(Saved entries)
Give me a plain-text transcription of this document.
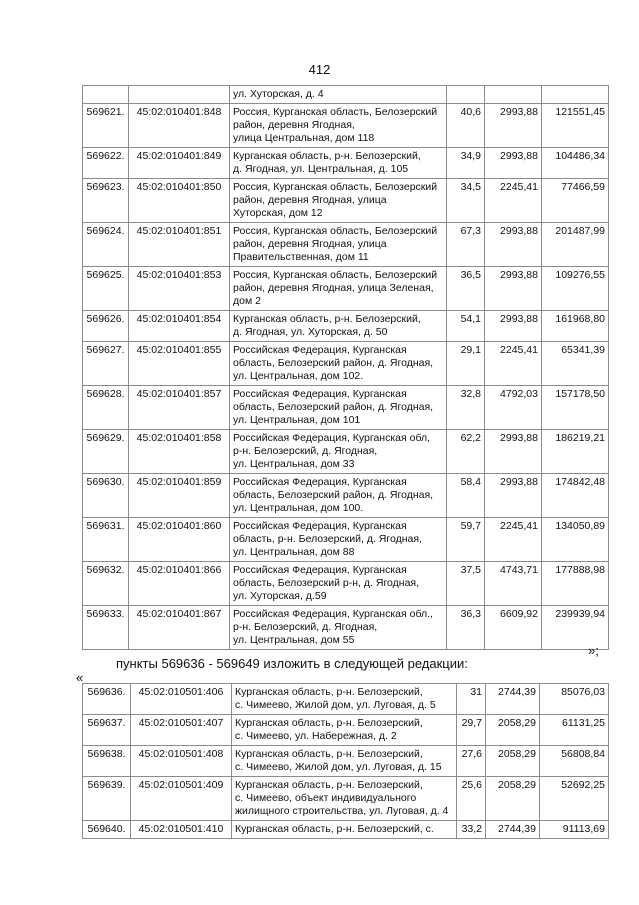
412
		ул. Хуторская, д. 4			
569621.	45:02:010401:848	Россия, Курганская область, Белозерский
район, деревня Ягодная,
улица Центральная, дом 118	40,6	2993,88	121551,45
569622.	45:02:010401:849	Курганская область, р-н. Белозерский,
д. Ягодная, ул. Центральная, д. 105	34,9	2993,88	104486,34
569623.	45:02:010401:850	Россия, Курганская область, Белозерский
район, деревня Ягодная, улица
Хуторская, дом 12	34,5	2245,41	77466,59
569624.	45:02:010401:851	Россия, Курганская область, Белозерский
район, деревня Ягодная, улица
Правительственная, дом 11	67,3	2993,88	201487,99
569625.	45:02:010401:853	Россия, Курганская область, Белозерский
район, деревня Ягодная, улица Зеленая,
дом 2	36,5	2993,88	109276,55
569626.	45:02:010401:854	Курганская область, р-н. Белозерский,
д. Ягодная, ул. Хуторская, д. 50	54,1	2993,88	161968,80
569627.	45:02:010401:855	Российская Федерация, Курганская
область, Белозерский район, д. Ягодная,
ул. Центральная, дом 102.	29,1	2245,41	65341,39
569628.	45:02:010401:857	Российская Федерация, Курганская
область, Белозерский район, д. Ягодная,
ул. Центральная, дом 101	32,8	4792,03	157178,50
569629.	45:02:010401:858	Российская Федерация, Курганская обл,
р-н. Белозерский, д. Ягодная,
ул. Центральная, дом 33	62,2	2993,88	186219,21
569630.	45:02:010401:859	Российская Федерация, Курганская
область, Белозерский район, д. Ягодная,
ул. Центральная, дом 100.	58,4	2993,88	174842,48
569631.	45:02:010401:860	Российская Федерация, Курганская
область, р-н. Белозерский, д. Ягодная,
ул. Центральная, дом 88	59,7	2245,41	134050,89
569632.	45:02:010401:866	Российская Федерация, Курганская
область, Белозерский р-н, д. Ягодная,
ул. Хуторская, д.59	37,5	4743,71	177888,98
569633.	45:02:010401:867	Российская Федерация, Курганская обл.,
р-н. Белозерский, д. Ягодная,
ул. Центральная, дом 55	36,3	6609,92	239939,94
»;
пункты 569636 - 569649 изложить в следующей редакции:
«
569636.	45:02:010501:406	Курганская область, р-н. Белозерский,
с. Чимеево, Жилой дом, ул. Луговая, д. 5	31	2744,39	85076,03
569637.	45:02:010501:407	Курганская область, р-н. Белозерский,
с. Чимеево, ул. Набережная, д. 2	29,7	2058,29	61131,25
569638.	45:02:010501:408	Курганская область, р-н. Белозерский,
с. Чимеево, Жилой дом, ул. Луговая, д. 15	27,6	2058,29	56808,84
569639.	45:02:010501:409	Курганская область, р-н. Белозерский,
с. Чимеево, объект индивидуального
жилищного строительства, ул. Луговая, д. 4	25,6	2058,29	52692,25
569640.	45:02:010501:410	Курганская область, р-н. Белозерский, с.	33,2	2744,39	91113,69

* _PROBLEM TO WORK ON_:
Copy out every line of the material above exactly, skipping the pictures.

* _REPLY_:
Give me a plain-text transcription of this document.
412
		ул. Хуторская, д. 4			
569621.	45:02:010401:848	Россия, Курганская область, Белозерский
район, деревня Ягодная,
улица Центральная, дом 118	40,6	2993,88	121551,45
569622.	45:02:010401:849	Курганская область, р-н. Белозерский,
д. Ягодная, ул. Центральная, д. 105	34,9	2993,88	104486,34
569623.	45:02:010401:850	Россия, Курганская область, Белозерский
район, деревня Ягодная, улица
Хуторская, дом 12	34,5	2245,41	77466,59
569624.	45:02:010401:851	Россия, Курганская область, Белозерский
район, деревня Ягодная, улица
Правительственная, дом 11	67,3	2993,88	201487,99
569625.	45:02:010401:853	Россия, Курганская область, Белозерский
район, деревня Ягодная, улица Зеленая,
дом 2	36,5	2993,88	109276,55
569626.	45:02:010401:854	Курганская область, р-н. Белозерский,
д. Ягодная, ул. Хуторская, д. 50	54,1	2993,88	161968,80
569627.	45:02:010401:855	Российская Федерация, Курганская
область, Белозерский район, д. Ягодная,
ул. Центральная, дом 102.	29,1	2245,41	65341,39
569628.	45:02:010401:857	Российская Федерация, Курганская
область, Белозерский район, д. Ягодная,
ул. Центральная, дом 101	32,8	4792,03	157178,50
569629.	45:02:010401:858	Российская Федерация, Курганская обл,
р-н. Белозерский, д. Ягодная,
ул. Центральная, дом 33	62,2	2993,88	186219,21
569630.	45:02:010401:859	Российская Федерация, Курганская
область, Белозерский район, д. Ягодная,
ул. Центральная, дом 100.	58,4	2993,88	174842,48
569631.	45:02:010401:860	Российская Федерация, Курганская
область, р-н. Белозерский, д. Ягодная,
ул. Центральная, дом 88	59,7	2245,41	134050,89
569632.	45:02:010401:866	Российская Федерация, Курганская
область, Белозерский р-н, д. Ягодная,
ул. Хуторская, д.59	37,5	4743,71	177888,98
569633.	45:02:010401:867	Российская Федерация, Курганская обл.,
р-н. Белозерский, д. Ягодная,
ул. Центральная, дом 55	36,3	6609,92	239939,94
»;
пункты 569636 - 569649 изложить в следующей редакции:
«
569636.	45:02:010501:406	Курганская область, р-н. Белозерский,
с. Чимеево, Жилой дом, ул. Луговая, д. 5	31	2744,39	85076,03
569637.	45:02:010501:407	Курганская область, р-н. Белозерский,
с. Чимеево, ул. Набережная, д. 2	29,7	2058,29	61131,25
569638.	45:02:010501:408	Курганская область, р-н. Белозерский,
с. Чимеево, Жилой дом, ул. Луговая, д. 15	27,6	2058,29	56808,84
569639.	45:02:010501:409	Курганская область, р-н. Белозерский,
с. Чимеево, объект индивидуального
жилищного строительства, ул. Луговая, д. 4	25,6	2058,29	52692,25
569640.	45:02:010501:410	Курганская область, р-н. Белозерский, с.	33,2	2744,39	91113,69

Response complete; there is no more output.